— Short exercise A —
In the forum post, which visitors does the writer describe as different from bishops because they brought a friendlier, less formal feeling?

— Document extract —
%%

Post by _Sam Harris »

GIMR wrote:
harmony wrote:
GIMR wrote:Bishop can visit Merc's wife if he likes, and only if Merc says so.


Uh.... no. Only if Mercury says so? Since when does a wife have to ask her husband for permission to be visited by her own clergy?


Ok, I'll retract that...but why should Merc have to be part of it?


A few more thoughts on this:

Has Merc ever given the impression that he is opressing his family with regards to the church? He seems to love his wife and family very much, wasn't he just exulting over the birth of a baby girl? Has Merc ever said that he forces his family to avoid the church? If not, then why must he and his home be subject (why must anyone be subject who does not want to be) to the visits of a bishop when they decide to leave the church?

I see this as a control issue, I'm sorry. When you decide to leave another church, they let you go. They don't hold all these meetings with you and make you explain yourself. If one spouse decides not to come to church, the pastor doesn't show up on the doorstep, it is generally known that all church resources are available at church.

If it were me, and I had an LDS spouse, bishops, members of church presidency and missionaries would not be welcome at my house. Home and Visiting teachers are different, because from my previous experience, they always brought a friendlier, less formal feeling with them. But if I were paying for the upkeep of that house, and I had decided that I didn't want to be part of a faith, and someone who was a clergymember of that faith kept insisting that I needed to meet with them to explain myself, he'd eventually meet with me in court to explain himself to a judge.

I thought about it...it's just not right. Merc took the high road and was civil, but I really do think it's his call whether or not bishop keeps invading his home, demanding to talk about why Merc isn't a member. If bishop just wants to talk to Mrs. Merc and little Mercs, that's different, but the family Merc is still active, right? Hence they see bishop. Why not make inquiries at church? Why does the personal space have to become involved?

I remember feeling very uncomfortable when sitting in my living room with people who barely knew me (and who really didn't care, despite what folks may try to say), who were trying to bear their testimonies about the mistake I was making, and asking for an explanation of my feelings (one they knew beforehand they wouldn't accept).

%%

— Short exercise B —
Give the lines of the records from their start through the line containing "y-tick-mark [98, 36, 106, 37]", inclusive, as a JSON list of strings with one string per line and blank lines omitted.

(Boxed element records)
%%

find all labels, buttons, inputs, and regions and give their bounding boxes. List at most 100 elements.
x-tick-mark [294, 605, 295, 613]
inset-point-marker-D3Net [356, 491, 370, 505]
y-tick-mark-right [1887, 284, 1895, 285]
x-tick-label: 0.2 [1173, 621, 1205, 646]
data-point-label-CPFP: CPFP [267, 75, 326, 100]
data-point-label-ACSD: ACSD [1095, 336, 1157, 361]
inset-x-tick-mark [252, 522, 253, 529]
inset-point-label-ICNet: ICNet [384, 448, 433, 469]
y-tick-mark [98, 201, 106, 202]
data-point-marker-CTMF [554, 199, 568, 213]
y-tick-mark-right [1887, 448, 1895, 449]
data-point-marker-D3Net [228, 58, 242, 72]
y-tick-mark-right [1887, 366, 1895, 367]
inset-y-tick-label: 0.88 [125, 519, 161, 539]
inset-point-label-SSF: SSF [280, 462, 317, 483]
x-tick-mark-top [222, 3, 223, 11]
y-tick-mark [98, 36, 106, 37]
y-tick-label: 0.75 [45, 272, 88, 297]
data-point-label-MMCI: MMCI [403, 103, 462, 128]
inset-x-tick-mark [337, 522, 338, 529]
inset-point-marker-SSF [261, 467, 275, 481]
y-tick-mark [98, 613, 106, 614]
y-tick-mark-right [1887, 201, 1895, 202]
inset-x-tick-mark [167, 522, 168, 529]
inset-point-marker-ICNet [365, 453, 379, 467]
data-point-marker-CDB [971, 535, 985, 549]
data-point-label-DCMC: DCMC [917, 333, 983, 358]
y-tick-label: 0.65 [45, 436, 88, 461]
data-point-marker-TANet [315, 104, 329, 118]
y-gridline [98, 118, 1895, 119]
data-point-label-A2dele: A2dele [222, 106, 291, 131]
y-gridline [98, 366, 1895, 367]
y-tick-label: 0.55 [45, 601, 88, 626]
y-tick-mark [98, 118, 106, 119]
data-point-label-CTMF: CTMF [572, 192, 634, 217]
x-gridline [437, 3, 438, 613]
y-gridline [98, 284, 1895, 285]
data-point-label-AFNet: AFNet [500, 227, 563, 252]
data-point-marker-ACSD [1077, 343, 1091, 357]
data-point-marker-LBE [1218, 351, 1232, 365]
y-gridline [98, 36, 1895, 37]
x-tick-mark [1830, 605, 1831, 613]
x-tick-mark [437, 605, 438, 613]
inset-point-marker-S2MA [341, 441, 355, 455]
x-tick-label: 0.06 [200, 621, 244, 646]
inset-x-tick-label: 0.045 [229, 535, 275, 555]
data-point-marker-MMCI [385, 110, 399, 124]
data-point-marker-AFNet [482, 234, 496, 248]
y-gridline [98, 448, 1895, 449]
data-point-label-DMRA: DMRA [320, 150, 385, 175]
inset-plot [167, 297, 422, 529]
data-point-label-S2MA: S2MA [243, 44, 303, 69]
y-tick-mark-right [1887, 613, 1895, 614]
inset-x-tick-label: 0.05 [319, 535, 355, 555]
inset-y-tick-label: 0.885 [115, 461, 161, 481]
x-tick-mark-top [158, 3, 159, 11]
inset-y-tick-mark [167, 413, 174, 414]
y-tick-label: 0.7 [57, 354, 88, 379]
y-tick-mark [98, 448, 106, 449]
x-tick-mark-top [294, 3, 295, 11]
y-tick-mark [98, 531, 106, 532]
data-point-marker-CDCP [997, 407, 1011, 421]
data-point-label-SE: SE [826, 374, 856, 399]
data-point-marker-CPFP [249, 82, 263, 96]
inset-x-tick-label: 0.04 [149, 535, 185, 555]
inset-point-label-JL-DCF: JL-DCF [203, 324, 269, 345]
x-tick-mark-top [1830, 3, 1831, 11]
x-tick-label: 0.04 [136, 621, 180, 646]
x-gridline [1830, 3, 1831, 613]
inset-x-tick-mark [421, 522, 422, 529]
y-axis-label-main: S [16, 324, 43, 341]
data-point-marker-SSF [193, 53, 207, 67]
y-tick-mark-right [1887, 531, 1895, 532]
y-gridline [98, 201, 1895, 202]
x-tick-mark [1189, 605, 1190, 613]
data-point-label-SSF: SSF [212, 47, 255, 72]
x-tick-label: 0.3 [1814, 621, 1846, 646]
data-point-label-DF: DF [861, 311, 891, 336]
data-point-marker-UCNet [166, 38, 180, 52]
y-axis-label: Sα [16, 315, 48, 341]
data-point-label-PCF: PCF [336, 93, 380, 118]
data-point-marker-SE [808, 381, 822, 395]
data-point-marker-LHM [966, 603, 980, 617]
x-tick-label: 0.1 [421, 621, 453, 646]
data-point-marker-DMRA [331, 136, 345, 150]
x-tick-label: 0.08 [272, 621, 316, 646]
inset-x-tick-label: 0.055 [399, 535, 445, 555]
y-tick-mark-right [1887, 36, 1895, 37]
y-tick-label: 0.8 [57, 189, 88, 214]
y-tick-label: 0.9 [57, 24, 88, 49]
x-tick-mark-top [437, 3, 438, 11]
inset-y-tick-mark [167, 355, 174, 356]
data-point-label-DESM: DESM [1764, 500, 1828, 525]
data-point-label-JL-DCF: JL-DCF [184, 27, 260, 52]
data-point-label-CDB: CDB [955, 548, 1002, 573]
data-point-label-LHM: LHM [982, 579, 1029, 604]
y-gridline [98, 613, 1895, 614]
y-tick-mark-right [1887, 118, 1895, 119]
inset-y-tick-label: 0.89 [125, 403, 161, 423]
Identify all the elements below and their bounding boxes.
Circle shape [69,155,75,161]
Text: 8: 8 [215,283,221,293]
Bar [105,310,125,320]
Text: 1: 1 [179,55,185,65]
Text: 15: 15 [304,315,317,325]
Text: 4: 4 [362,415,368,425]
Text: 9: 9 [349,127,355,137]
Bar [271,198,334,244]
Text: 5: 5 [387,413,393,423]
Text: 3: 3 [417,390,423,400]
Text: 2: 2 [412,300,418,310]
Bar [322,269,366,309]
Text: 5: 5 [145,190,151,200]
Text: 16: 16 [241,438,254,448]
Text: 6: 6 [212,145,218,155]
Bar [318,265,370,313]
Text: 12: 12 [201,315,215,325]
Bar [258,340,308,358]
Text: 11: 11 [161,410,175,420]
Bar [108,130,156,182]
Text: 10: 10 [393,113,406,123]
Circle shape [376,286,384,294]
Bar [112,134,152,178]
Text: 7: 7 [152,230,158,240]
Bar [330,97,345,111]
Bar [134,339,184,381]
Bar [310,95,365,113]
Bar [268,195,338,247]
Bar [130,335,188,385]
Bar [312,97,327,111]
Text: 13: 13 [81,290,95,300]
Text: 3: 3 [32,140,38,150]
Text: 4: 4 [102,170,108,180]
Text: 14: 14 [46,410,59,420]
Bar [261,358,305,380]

%%

— Response A —
Home and Visiting teachers.

— Response B —
[
  "find all labels, buttons, inputs, and regions and give their bounding boxes. List at most 100 elements.",
  "x-tick-mark [294, 605, 295, 613]",
  "inset-point-marker-D3Net [356, 491, 370, 505]",
  "y-tick-mark-right [1887, 284, 1895, 285]",
  "x-tick-label: 0.2 [1173, 621, 1205, 646]",
  "data-point-label-CPFP: CPFP [267, 75, 326, 100]",
  "data-point-label-ACSD: ACSD [1095, 336, 1157, 361]",
  "inset-x-tick-mark [252, 522, 253, 529]",
  "inset-point-label-ICNet: ICNet [384, 448, 433, 469]",
  "y-tick-mark [98, 201, 106, 202]",
  "data-point-marker-CTMF [554, 199, 568, 213]",
  "y-tick-mark-right [1887, 448, 1895, 449]",
  "data-point-marker-D3Net [228, 58, 242, 72]",
  "y-tick-mark-right [1887, 366, 1895, 367]",
  "inset-y-tick-label: 0.88 [125, 519, 161, 539]",
  "inset-point-label-SSF: SSF [280, 462, 317, 483]",
  "x-tick-mark-top [222, 3, 223, 11]",
  "y-tick-mark [98, 36, 106, 37]"
]